INFORMATION GIVEN.
## BEGIN

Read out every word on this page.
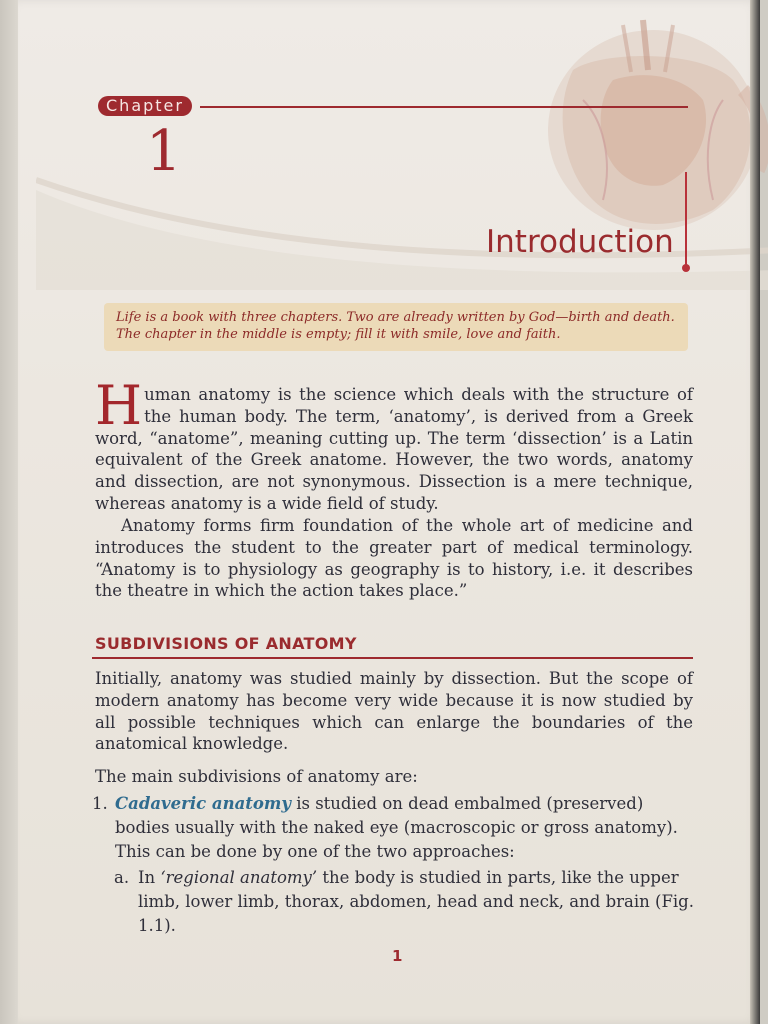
Chapter
1
Introduction
Life is a book with three chapters. Two are already written by God—birth and death. The chapter in the middle is empty; fill it with smile, love and faith.
Human anatomy is the science which deals with the structure of the human body. The term, ‘anatomy’, is derived from a Greek word, “anatome”, meaning cutting up. The term ‘dissection’ is a Latin equivalent of the Greek anatome. However, the two words, anatomy and dissection, are not synonymous. Dissection is a mere technique, whereas anatomy is a wide field of study.
Anatomy forms firm foundation of the whole art of medicine and introduces the student to the greater part of medical terminology. “Anatomy is to physiology as geography is to history, i.e. it describes the theatre in which the action takes place.”
SUBDIVISIONS OF ANATOMY
Initially, anatomy was studied mainly by dissection. But the scope of modern anatomy has become very wide because it is now studied by all possible techniques which can enlarge the boundaries of the anatomical knowledge.
The main subdivisions of anatomy are:
1. Cadaveric anatomy is studied on dead embalmed (preserved) bodies usually with the naked eye (macroscopic or gross anatomy). This can be done by one of the two approaches:
a. In ‘regional anatomy’ the body is studied in parts, like the upper limb, lower limb, thorax, abdomen, head and neck, and brain (Fig. 1.1).
1
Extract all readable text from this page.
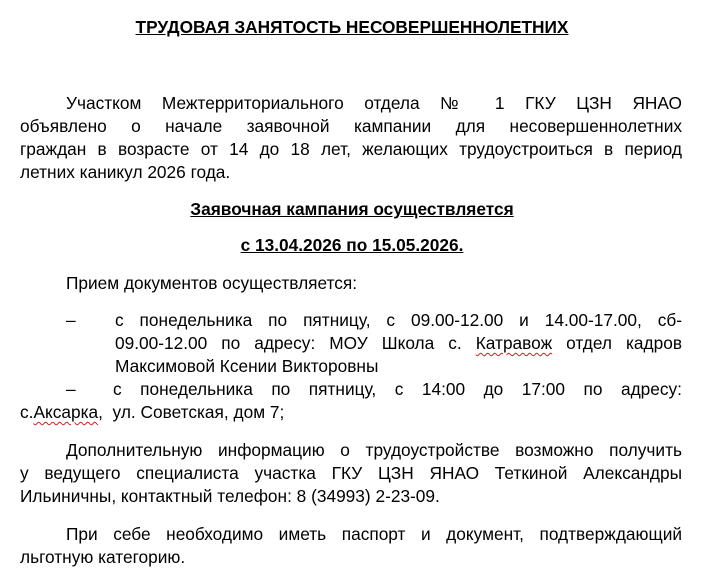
ТРУДОВАЯ ЗАНЯТОСТЬ НЕСОВЕРШЕННОЛЕТНИХ
Участком Межтерриториального отдела № 1 ГКУ ЦЗН ЯНАО
объявлено о начале заявочной кампании для несовершеннолетних
граждан в возрасте от 14 до 18 лет, желающих трудоустроиться в период
летних каникул 2026 года.
Заявочная кампания осуществляется
с 13.04.2026 по 15.05.2026.
Прием документов осуществляется:
– с понедельника по пятницу, с 09.00-12.00 и 14.00-17.00, сб-
09.00-12.00 по адресу: МОУ Школа с. Катравож отдел кадров
Максимовой Ксении Викторовны
– с понедельника по пятницу, с 14:00 до 17:00 по адресу:
с.Аксарка,  ул. Советская, дом 7;
Дополнительную информацию о трудоустройстве возможно получить
у ведущего специалиста участка ГКУ ЦЗН ЯНАО Теткиной Александры
Ильиничны, контактный телефон: 8 (34993) 2-23-09.
При себе необходимо иметь паспорт и документ, подтверждающий
льготную категорию.
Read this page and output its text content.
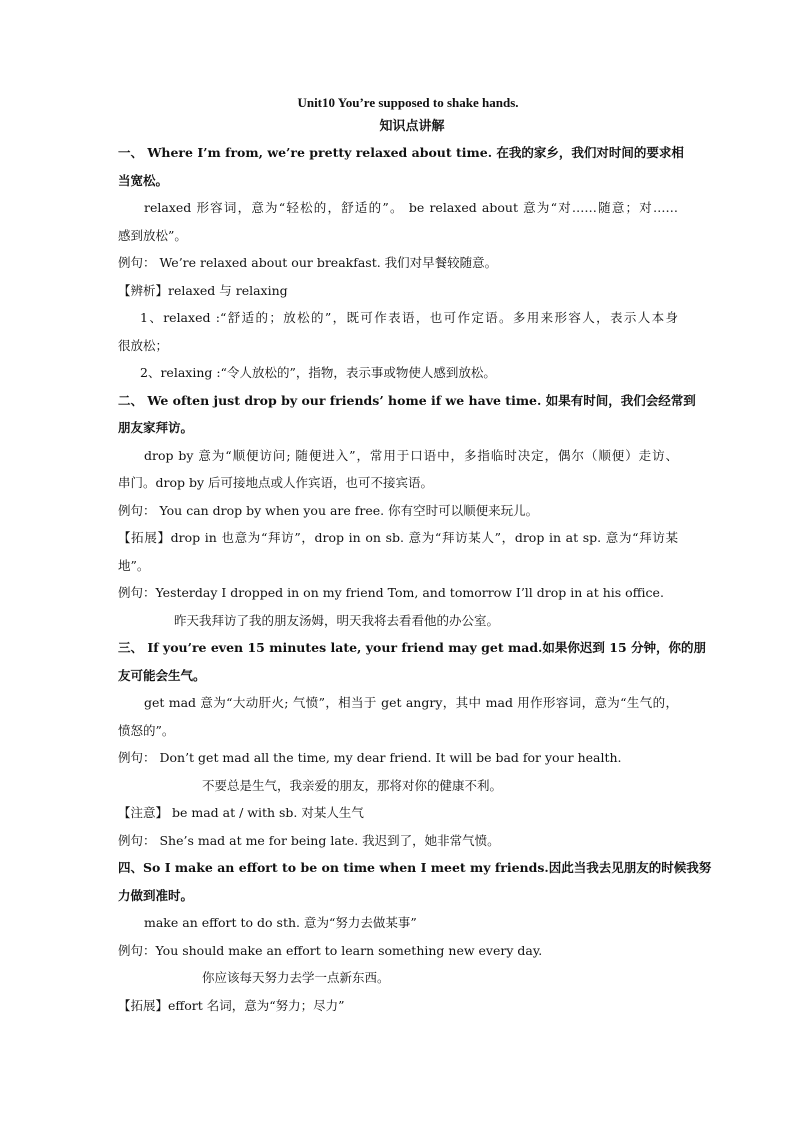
Unit10 You’re supposed to shake hands.
知识点讲解
一、 Where I’m from, we’re pretty relaxed about time. 在我的家乡，我们对时间的要求相
当宽松。
relaxed 形容词，意为“轻松的，舒适的”。 be relaxed about 意为“对……随意；对……
感到放松”。
例句： We’re relaxed about our breakfast. 我们对早餐较随意。
【辨析】relaxed 与 relaxing
1、relaxed :“舒适的；放松的”，既可作表语，也可作定语。多用来形容人，表示人本身
很放松；
2、relaxing :“令人放松的”，指物，表示事或物使人感到放松。
二、 We often just drop by our friends’ home if we have time. 如果有时间，我们会经常到
朋友家拜访。
drop by 意为“顺便访问; 随便进入”，常用于口语中，多指临时决定，偶尔（顺便）走访、
串门。drop by 后可接地点或人作宾语，也可不接宾语。
例句： You can drop by when you are free. 你有空时可以顺便来玩儿。
【拓展】drop in 也意为“拜访”，drop in on sb. 意为“拜访某人”，drop in at sp. 意为“拜访某
地”。
例句：Yesterday I dropped in on my friend Tom, and tomorrow I’ll drop in at his office.
昨天我拜访了我的朋友汤姆，明天我将去看看他的办公室。
三、 If you’re even 15 minutes late, your friend may get mad.如果你迟到 15 分钟，你的朋
友可能会生气。
get mad 意为“大动肝火; 气愤”，相当于 get angry，其中 mad 用作形容词，意为“生气的，
愤怒的”。
例句： Don’t get mad all the time, my dear friend. It will be bad for your health.
不要总是生气，我亲爱的朋友，那将对你的健康不利。
【注意】 be mad at / with sb. 对某人生气
例句： She’s mad at me for being late. 我迟到了，她非常气愤。
四、So I make an effort to be on time when I meet my friends.因此当我去见朋友的时候我努
力做到准时。
make an effort to do sth. 意为“努力去做某事”
例句：You should make an effort to learn something new every day.
你应该每天努力去学一点新东西。
【拓展】effort 名词，意为“努力；尽力”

## END

WHAT YOU WILL DO. Transcribe all the lines above exactly, apart from the pictures.

RESPONSE TO THIS EXERCISE.
Read out every word on this page.
Chapter
1
Introduction
Life is a book with three chapters. Two are already written by God—birth and death. The chapter in the middle is empty; fill it with smile, love and faith.
Human anatomy is the science which deals with the structure of the human body. The term, ‘anatomy’, is derived from a Greek word, “anatome”, meaning cutting up. The term ‘dissection’ is a Latin equivalent of the Greek anatome. However, the two words, anatomy and dissection, are not synonymous. Dissection is a mere technique, whereas anatomy is a wide field of study.
Anatomy forms firm foundation of the whole art of medicine and introduces the student to the greater part of medical terminology. “Anatomy is to physiology as geography is to history, i.e. it describes the theatre in which the action takes place.”
SUBDIVISIONS OF ANATOMY
Initially, anatomy was studied mainly by dissection. But the scope of modern anatomy has become very wide because it is now studied by all possible techniques which can enlarge the boundaries of the anatomical knowledge.
The main subdivisions of anatomy are:
1. Cadaveric anatomy is studied on dead embalmed (preserved) bodies usually with the naked eye (macroscopic or gross anatomy). This can be done by one of the two approaches:
a. In ‘regional anatomy’ the body is studied in parts, like the upper limb, lower limb, thorax, abdomen, head and neck, and brain (Fig. 1.1).
1
Extract all readable text from this page.
ТРУДОВАЯ ЗАНЯТОСТЬ НЕСОВЕРШЕННОЛЕТНИХ
Участком Межтерриториального отдела № 1 ГКУ ЦЗН ЯНАО
объявлено о начале заявочной кампании для несовершеннолетних
граждан в возрасте от 14 до 18 лет, желающих трудоустроиться в период
летних каникул 2026 года.
Заявочная кампания осуществляется
с 13.04.2026 по 15.05.2026.
Прием документов осуществляется:
– с понедельника по пятницу, с 09.00-12.00 и 14.00-17.00, сб-
09.00-12.00 по адресу: МОУ Школа с. Катравож отдел кадров
Максимовой Ксении Викторовны
– с понедельника по пятницу, с 14:00 до 17:00 по адресу:
с.Аксарка,  ул. Советская, дом 7;
Дополнительную информацию о трудоустройстве возможно получить
у ведущего специалиста участка ГКУ ЦЗН ЯНАО Теткиной Александры
Ильиничны, контактный телефон: 8 (34993) 2-23-09.
При себе необходимо иметь паспорт и документ, подтверждающий
льготную категорию.
Read this page and output its text content.
Unit10 You’re supposed to shake hands.
知识点讲解
一、 Where I’m from, we’re pretty relaxed about time. 在我的家乡，我们对时间的要求相
当宽松。
relaxed 形容词，意为“轻松的，舒适的”。 be relaxed about 意为“对……随意；对……
感到放松”。
例句： We’re relaxed about our breakfast. 我们对早餐较随意。
【辨析】relaxed 与 relaxing
1、relaxed :“舒适的；放松的”，既可作表语，也可作定语。多用来形容人，表示人本身
很放松；
2、relaxing :“令人放松的”，指物，表示事或物使人感到放松。
二、 We often just drop by our friends’ home if we have time. 如果有时间，我们会经常到
朋友家拜访。
drop by 意为“顺便访问; 随便进入”，常用于口语中，多指临时决定，偶尔（顺便）走访、
串门。drop by 后可接地点或人作宾语，也可不接宾语。
例句： You can drop by when you are free. 你有空时可以顺便来玩儿。
【拓展】drop in 也意为“拜访”，drop in on sb. 意为“拜访某人”，drop in at sp. 意为“拜访某
地”。
例句：Yesterday I dropped in on my friend Tom, and tomorrow I’ll drop in at his office.
昨天我拜访了我的朋友汤姆，明天我将去看看他的办公室。
三、 If you’re even 15 minutes late, your friend may get mad.如果你迟到 15 分钟，你的朋
友可能会生气。
get mad 意为“大动肝火; 气愤”，相当于 get angry，其中 mad 用作形容词，意为“生气的，
愤怒的”。
例句： Don’t get mad all the time, my dear friend. It will be bad for your health.
不要总是生气，我亲爱的朋友，那将对你的健康不利。
【注意】 be mad at / with sb. 对某人生气
例句： She’s mad at me for being late. 我迟到了，她非常气愤。
四、So I make an effort to be on time when I meet my friends.因此当我去见朋友的时候我努
力做到准时。
make an effort to do sth. 意为“努力去做某事”
例句：You should make an effort to learn something new every day.
你应该每天努力去学一点新东西。
【拓展】effort 名词，意为“努力；尽力”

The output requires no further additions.